▶ EXERCISE GOAL
Print the part of the dry eye disease passage starting with "Likewise, the clinical" and going on through "for inflammatory sequelae.", word for word.

If we want to be in the former group, then we need to remain open to new concepts and developments, breaking free from outdated dogma and prescribing habits to embrace new therapies with demonstrated efficacy.
Dry eye is a multifactorial disease of the ocular surface characterized by a loss of homeostasis of the tear film, according to the Tear Film and Ocular Surface Society Dry Eye Workshop (TFOS DEWS) II report.1 It is accompanied by ocular symptoms, while factors such as tear film instability and hyperosmolarity, ocular surface inflammation and damage, and neurosensory abnormalities all play etiological roles.1
It is no surprise that addressing DED can be a daunting task, since its underlying causes may be elusive, ranging from deep-seated lacrimal gland disorders to iatrogenic causes, such as surgery or long-term topical drug therapy, with a myriad of contributory elements in between (see the table below).
Recognized Etiologies of Dry Eye Disease

Taming the dry eye “beast”

Likewise, the clinical management of DED has evolved considerably over the last 25 years. In that brief period, the prevailing approach has changed from viewing and treating DED as a symptomatic “annoyance” with sporadic and task-dependent complaints to a pervasive disease state with underlying neurosensory issues and the potential for inflammatory sequelae.
Whereas reactive therapy was once the standard of care, proactive detection and intervention for DED, particularly in some at-risk populations (e.g., cataract and refractive surgery candidates, contact lens wearers) is considered the “new normal.”
And, while there are now substantially more options for DED management than in previous millennia (see table below), some ECPs are still practicing with the mindset of employing palliative therapy rather than intervening with newer, targeted medications, devices, and procedures.
Such a narrow approach is arguably self-defeating, since there is high subjective variability among patients, and a significant percentage are not adequately controlled with the simple use of artificial tears.2
Treatment for Dry Eye Disease (Approved or On-Label)

Addressing inflammation in dry eye disease

One discovery within the field of DED that must be considered when determining treatment selection is that inflammation plays an inherent role, according to expert consensus.3-10
And, while some components within certain brands of artificial tears may help to address inflammation and corneal wound healing at a rudimentary level (e.g., trehalose, hyaluronic acid, cationic emulsions), it is widely accepted that patients with more significant DED often require targeted therapy, usually resulting in the selection of an anti-inflammatory agent such as a topical corticosteroid or immunomodulator (e.g., cyclosporine, lifitegrast).11-13
These same patients may often be found to have an underlying systemic disease, or a longer duration of the disease state. “My practice is unique in that so many patients are referred in to see me,” says Mitch Ibach, OD, FAAO, optometrist and residency coordinator at Vance Thompson Vision, as well as a member of the Intrepid Eye Society.
“They’ve often tried two to three artificial tears already before getting to my chair. We utilize a modified SPEED (Standard Patient Evaluation of Eye Dryness) questionnaire score for screening symptoms, and asking the right questions helps to make treatment clearer. But patient motivation and symptoms are the big ones for me. I think it helps guide how aggressive I should be. I don’t recommend artificial tears in any situation where I think a patient has signs or symptoms of more significant dry eye.”

▶ EXTRACTED INFORMATION

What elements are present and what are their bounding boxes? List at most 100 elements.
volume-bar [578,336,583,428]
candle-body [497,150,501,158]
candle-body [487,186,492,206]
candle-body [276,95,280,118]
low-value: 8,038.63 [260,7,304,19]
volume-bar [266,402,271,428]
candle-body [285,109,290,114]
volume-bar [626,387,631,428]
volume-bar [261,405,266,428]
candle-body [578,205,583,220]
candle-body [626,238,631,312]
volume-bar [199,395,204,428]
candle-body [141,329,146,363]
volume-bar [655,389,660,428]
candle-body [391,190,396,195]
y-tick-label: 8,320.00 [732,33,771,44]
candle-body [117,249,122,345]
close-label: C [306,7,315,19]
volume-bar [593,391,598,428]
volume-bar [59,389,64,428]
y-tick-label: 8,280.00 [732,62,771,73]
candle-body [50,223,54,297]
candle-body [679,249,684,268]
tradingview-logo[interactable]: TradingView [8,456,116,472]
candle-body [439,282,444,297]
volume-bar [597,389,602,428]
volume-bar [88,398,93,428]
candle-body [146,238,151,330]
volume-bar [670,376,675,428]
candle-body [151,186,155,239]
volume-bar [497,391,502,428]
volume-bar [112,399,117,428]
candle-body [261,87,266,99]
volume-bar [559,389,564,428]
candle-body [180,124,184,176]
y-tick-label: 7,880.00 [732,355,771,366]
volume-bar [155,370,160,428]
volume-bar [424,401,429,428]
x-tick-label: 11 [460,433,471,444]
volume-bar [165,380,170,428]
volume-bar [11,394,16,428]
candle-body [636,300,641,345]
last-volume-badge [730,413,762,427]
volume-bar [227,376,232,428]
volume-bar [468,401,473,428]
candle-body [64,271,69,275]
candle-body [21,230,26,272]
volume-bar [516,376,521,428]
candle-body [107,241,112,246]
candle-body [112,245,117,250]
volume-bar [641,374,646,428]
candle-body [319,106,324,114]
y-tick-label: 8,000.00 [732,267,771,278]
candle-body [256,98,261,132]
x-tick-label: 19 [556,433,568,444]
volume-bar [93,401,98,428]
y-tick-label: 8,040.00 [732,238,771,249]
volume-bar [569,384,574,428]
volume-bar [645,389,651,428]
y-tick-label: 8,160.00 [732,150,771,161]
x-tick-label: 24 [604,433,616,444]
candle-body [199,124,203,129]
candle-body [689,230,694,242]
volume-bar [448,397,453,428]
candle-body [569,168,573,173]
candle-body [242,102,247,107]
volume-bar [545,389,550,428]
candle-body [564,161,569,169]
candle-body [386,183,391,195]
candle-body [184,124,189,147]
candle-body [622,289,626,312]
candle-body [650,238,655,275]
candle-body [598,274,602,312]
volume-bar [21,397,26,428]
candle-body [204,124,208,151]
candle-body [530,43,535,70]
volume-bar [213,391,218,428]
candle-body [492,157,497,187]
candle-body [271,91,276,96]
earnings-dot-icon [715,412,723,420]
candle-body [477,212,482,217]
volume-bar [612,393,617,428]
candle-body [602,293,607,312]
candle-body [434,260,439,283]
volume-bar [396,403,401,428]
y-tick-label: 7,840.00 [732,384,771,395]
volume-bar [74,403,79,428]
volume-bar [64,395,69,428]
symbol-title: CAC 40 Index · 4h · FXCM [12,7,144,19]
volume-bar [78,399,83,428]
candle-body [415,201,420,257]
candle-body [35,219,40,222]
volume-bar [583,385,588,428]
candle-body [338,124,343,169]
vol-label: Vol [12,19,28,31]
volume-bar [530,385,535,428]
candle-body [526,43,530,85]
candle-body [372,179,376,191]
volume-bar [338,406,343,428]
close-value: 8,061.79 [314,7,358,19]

▶ TASK RESULT
Likewise, the clinical management of DED has evolved considerably over the last 25 years. In that brief period, the prevailing approach has changed from viewing and treating DED as a symptomatic “annoyance” with sporadic and task-dependent complaints to a pervasive disease state with underlying neurosensory issues and the potential for inflammatory sequelae.